## Required task
Print every entry exactly as written.
#####
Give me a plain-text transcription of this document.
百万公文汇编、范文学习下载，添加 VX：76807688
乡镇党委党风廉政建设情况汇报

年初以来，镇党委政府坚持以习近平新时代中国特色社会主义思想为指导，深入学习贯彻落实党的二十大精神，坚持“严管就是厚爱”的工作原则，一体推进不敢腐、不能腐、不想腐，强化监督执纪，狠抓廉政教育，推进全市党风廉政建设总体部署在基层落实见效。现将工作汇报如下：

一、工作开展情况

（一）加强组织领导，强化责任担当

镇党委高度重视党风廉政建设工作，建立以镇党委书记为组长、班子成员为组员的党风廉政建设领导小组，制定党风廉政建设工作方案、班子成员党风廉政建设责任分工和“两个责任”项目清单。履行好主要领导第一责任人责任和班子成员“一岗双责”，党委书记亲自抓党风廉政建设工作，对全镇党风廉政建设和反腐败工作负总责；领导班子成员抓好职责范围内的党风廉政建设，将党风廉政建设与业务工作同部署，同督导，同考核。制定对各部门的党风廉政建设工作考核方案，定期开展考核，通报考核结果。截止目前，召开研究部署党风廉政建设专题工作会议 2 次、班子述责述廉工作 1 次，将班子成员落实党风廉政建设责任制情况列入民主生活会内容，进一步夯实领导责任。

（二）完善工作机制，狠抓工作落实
#####
## Final result
Give me a plain-text transcription of this document.
百万公文汇编、范文学习下载，添加 VX：76807688
乡镇党委党风廉政建设情况汇报

年初以来，镇党委政府坚持以习近平新时代中国特色社会主义思想为指导，深入学习贯彻落实党的二十大精神，坚持“严管就是厚爱”的工作原则，一体推进不敢腐、不能腐、不想腐，强化监督执纪，狠抓廉政教育，推进全市党风廉政建设总体部署在基层落实见效。现将工作汇报如下：

一、工作开展情况

（一）加强组织领导，强化责任担当

镇党委高度重视党风廉政建设工作，建立以镇党委书记为组长、班子成员为组员的党风廉政建设领导小组，制定党风廉政建设工作方案、班子成员党风廉政建设责任分工和“两个责任”项目清单。履行好主要领导第一责任人责任和班子成员“一岗双责”，党委书记亲自抓党风廉政建设工作，对全镇党风廉政建设和反腐败工作负总责；领导班子成员抓好职责范围内的党风廉政建设，将党风廉政建设与业务工作同部署，同督导，同考核。制定对各部门的党风廉政建设工作考核方案，定期开展考核，通报考核结果。截止目前，召开研究部署党风廉政建设专题工作会议 2 次、班子述责述廉工作 1 次，将班子成员落实党风廉政建设责任制情况列入民主生活会内容，进一步夯实领导责任。

（二）完善工作机制，狠抓工作落实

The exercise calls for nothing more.